Review: La Camioneta: The Journey of One American School Bus

The documentary is committed not to some pseudo-factual documentary tradition, but to a more engaging realist poesis.

La Camioneta: The Journey of One American School Bus

Mark Kendall’s La Camioneta: The Journey of One American School Bus follows the trajectory of one of many decommissioned school buses that leave this country for Guatemala every year. It’s there that they’re refurbished, redecorated, and re-signified into public-transportation vehicles, becoming both the pillars that guarantee the survival of the everyday family man, and moving targets for gangs (institutionalized ones included) trying to extort them. The yellow school bus, that icon of American safety and properly contained childhood “innocence,” has to go through a lot of miles over lawless terrain to become the only cash cow in sight for Guatemalans, and a fetish object of sorts, a prosthetic muse for the drivers who seem to spend way less time with their wives than they do with their vehicle and the army of peers who keep it rolling.
####
Problems to work on =>
1) Rewrite the rows from the line containing "Bar bbox=[119, 205, 134, 218]" down to the line containing "Bar bbox=[333, 310, 388, 348]", replacing "10 uM" with "10 µM" and keeping everything else unchanged.
2) Carry on the review of the documentary about the school bus sent to Guatemala from the point where it stops.
The review above has no connection to the rows that follow.
####
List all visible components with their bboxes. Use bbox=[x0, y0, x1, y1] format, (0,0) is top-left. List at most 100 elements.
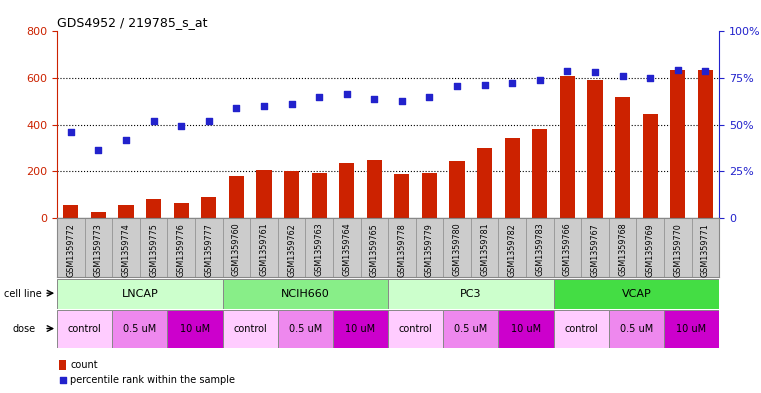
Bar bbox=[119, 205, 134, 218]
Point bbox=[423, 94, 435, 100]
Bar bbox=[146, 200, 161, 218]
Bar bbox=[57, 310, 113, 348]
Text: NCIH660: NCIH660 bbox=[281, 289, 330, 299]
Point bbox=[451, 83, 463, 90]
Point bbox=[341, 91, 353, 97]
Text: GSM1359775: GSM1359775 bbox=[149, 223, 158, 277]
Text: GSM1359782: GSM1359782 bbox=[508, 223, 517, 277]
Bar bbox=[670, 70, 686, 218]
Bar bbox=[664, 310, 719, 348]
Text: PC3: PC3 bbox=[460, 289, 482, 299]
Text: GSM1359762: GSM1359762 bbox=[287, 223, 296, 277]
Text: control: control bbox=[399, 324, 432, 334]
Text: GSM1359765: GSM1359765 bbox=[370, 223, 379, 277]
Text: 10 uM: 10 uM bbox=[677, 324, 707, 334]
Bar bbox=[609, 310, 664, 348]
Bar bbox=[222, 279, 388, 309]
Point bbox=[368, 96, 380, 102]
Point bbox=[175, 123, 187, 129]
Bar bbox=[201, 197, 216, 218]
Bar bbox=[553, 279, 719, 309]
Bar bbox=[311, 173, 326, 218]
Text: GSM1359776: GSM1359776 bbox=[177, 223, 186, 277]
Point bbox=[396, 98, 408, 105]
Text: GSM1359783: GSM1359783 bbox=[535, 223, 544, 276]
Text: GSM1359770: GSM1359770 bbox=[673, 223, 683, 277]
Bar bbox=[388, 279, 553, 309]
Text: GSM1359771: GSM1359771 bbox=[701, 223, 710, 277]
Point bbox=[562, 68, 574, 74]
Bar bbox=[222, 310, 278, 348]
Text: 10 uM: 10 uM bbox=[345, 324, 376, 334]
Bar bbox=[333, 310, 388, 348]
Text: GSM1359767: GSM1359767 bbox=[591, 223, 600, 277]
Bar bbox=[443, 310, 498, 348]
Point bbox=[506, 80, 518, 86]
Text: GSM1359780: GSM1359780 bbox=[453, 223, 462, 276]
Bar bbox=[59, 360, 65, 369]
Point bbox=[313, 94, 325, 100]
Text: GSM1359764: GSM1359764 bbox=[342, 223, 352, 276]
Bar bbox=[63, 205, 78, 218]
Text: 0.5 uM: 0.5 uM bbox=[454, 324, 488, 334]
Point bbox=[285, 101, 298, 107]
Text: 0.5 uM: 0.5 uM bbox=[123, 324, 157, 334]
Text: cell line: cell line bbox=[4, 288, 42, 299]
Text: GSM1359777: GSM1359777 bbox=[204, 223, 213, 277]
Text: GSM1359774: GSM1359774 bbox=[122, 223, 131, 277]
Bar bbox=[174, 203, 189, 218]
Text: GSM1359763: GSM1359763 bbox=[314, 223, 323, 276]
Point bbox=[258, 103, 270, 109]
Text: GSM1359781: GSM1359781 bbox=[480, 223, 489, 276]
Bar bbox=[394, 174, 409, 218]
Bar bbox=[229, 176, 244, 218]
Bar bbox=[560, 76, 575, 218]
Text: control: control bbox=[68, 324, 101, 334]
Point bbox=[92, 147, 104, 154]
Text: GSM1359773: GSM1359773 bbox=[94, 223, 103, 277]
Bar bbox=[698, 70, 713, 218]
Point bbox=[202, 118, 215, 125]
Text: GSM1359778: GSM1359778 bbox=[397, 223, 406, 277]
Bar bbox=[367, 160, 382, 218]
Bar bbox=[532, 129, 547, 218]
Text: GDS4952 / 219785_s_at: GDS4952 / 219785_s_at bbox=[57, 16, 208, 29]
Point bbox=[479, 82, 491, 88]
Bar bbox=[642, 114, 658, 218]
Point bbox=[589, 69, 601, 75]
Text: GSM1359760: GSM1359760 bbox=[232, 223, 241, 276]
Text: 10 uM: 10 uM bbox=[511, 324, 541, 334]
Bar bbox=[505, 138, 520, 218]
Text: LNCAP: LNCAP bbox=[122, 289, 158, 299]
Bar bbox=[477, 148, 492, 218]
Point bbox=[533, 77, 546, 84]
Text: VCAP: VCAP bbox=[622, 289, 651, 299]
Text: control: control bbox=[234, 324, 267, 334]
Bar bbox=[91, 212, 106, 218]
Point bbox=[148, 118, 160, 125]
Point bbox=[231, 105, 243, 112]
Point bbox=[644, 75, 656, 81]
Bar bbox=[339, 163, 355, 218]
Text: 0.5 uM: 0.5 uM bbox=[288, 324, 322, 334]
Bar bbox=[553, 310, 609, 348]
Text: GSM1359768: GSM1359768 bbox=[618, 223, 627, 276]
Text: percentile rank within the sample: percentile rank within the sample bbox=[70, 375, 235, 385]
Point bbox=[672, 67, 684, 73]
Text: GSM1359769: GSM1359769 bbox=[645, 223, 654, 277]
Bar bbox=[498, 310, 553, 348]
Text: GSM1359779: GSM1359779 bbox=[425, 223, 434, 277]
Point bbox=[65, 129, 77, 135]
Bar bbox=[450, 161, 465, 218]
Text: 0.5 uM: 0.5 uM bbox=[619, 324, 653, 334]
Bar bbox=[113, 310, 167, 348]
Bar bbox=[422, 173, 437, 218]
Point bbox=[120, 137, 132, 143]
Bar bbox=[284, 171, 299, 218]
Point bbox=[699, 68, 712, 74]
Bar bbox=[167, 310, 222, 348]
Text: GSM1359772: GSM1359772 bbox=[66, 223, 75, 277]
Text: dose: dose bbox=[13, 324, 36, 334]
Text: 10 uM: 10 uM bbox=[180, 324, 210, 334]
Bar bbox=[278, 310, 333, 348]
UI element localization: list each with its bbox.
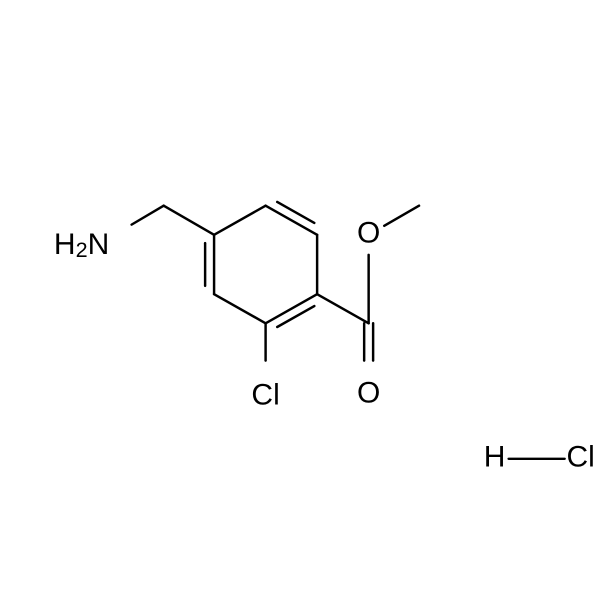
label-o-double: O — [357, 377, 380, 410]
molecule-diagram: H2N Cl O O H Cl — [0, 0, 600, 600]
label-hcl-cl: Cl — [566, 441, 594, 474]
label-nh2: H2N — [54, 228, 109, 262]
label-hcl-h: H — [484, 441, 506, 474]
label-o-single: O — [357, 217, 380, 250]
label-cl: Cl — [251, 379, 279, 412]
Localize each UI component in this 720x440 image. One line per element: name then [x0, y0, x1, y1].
####
Expected results =>
1)
Bar bbox=[119, 205, 134, 218]
Point bbox=[423, 94, 435, 100]
Bar bbox=[146, 200, 161, 218]
Bar bbox=[57, 310, 113, 348]
Text: NCIH660: NCIH660 bbox=[281, 289, 330, 299]
Point bbox=[451, 83, 463, 90]
Point bbox=[341, 91, 353, 97]
Text: GSM1359775: GSM1359775 bbox=[149, 223, 158, 277]
Text: GSM1359782: GSM1359782 bbox=[508, 223, 517, 277]
Bar bbox=[670, 70, 686, 218]
Bar bbox=[664, 310, 719, 348]
Text: PC3: PC3 bbox=[460, 289, 482, 299]
Text: GSM1359762: GSM1359762 bbox=[287, 223, 296, 277]
Text: control: control bbox=[399, 324, 432, 334]
Text: GSM1359765: GSM1359765 bbox=[370, 223, 379, 277]
Text: 10 µM: 10 µM bbox=[677, 324, 707, 334]
Bar bbox=[609, 310, 664, 348]
Bar bbox=[222, 279, 388, 309]
Point bbox=[368, 96, 380, 102]
Point bbox=[175, 123, 187, 129]
Bar bbox=[201, 197, 216, 218]
Bar bbox=[553, 279, 719, 309]
Bar bbox=[311, 173, 326, 218]
Text: GSM1359776: GSM1359776 bbox=[177, 223, 186, 277]
Point bbox=[396, 98, 408, 105]
Text: GSM1359783: GSM1359783 bbox=[535, 223, 544, 276]
Text: GSM1359770: GSM1359770 bbox=[673, 223, 683, 277]
Bar bbox=[388, 279, 553, 309]
Text: GSM1359771: GSM1359771 bbox=[701, 223, 710, 277]
Point bbox=[562, 68, 574, 74]
Bar bbox=[222, 310, 278, 348]
Text: 10 µM: 10 µM bbox=[345, 324, 376, 334]
Bar bbox=[333, 310, 388, 348]

2)
The film opens with an auction in the U.S., in which migrants seem to be the only ones betting on the school buses. This moment recalls the quotidian scene of migrant workers in this country lining up in parking lots hoping to get work for the day. Except here the workers are entrepreneurs who risk their lives driving 16 hours a day from the U.S. down to Guatemala (“Once you cross the Mexico border everything changes,” one of them warns), where a sophisticated economy is solidly established around the yellow bus, that guarantor for economic survival and social bonding. The film’s refusal to explain the legalities and technicalities of the Guatemalans’ comings and goings across borders highlights its commitment not to some pseudo-factual documentary tradition, but to a more engaging realist poesis.

Kendall has come up with a very simple, delicate, and surprisingly gripping way of shedding light onto a very complex inter-connected economy by accepting the bus as star of the film itself, instead of worrying about the literality of hard facts, statistics, and the larger picture. We learn about the structures and the dynamics that support and drive the American school bus taken out of a solely American context as we ride along for its many road trips, where it can experience bribery requests, robberies, and explosions, but also become a temple for the drivers’ prayers, and even a float in a religious parade, filled with excited children and sporting carnival adornments. The film becomes less enthralling when the road trip ends and the bus settles into its new home in Guatemala, but it also evokes the pleasures of deceivingly simple form, like a Barthes Mythologies titled On the American School Bus.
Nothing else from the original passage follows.